-- Begin EXTRACTED DATA --
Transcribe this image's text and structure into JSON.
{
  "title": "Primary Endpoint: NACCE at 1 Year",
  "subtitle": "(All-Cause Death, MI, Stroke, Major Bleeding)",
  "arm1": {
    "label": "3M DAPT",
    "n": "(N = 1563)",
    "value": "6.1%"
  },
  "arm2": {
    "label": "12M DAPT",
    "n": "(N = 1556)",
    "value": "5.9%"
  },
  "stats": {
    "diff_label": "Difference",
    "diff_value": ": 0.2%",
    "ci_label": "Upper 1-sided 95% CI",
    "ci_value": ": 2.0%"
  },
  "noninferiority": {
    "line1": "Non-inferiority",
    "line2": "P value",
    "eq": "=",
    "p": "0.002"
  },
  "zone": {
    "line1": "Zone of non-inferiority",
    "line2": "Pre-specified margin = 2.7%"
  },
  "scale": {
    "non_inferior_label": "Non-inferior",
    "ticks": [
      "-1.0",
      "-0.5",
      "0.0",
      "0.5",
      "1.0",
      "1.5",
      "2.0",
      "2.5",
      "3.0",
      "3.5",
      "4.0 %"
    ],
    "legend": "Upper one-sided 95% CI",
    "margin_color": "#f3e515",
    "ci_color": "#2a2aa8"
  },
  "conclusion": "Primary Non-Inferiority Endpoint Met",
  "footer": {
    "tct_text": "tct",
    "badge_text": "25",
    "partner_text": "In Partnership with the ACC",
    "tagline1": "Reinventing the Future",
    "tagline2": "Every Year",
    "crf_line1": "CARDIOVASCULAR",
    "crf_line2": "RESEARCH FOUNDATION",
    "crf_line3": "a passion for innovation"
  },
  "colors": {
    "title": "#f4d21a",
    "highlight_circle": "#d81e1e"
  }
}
-- End EXTRACTED DATA --
• _INSTRUCTIONS TO FOLLOW_
Scan the material above. Copy each line where "Upper" occurs.

• _ANSWER TO THIS EXERCISE_
    "ci_label": "Upper 1-sided 95% CI",
    "legend": "Upper one-sided 95% CI",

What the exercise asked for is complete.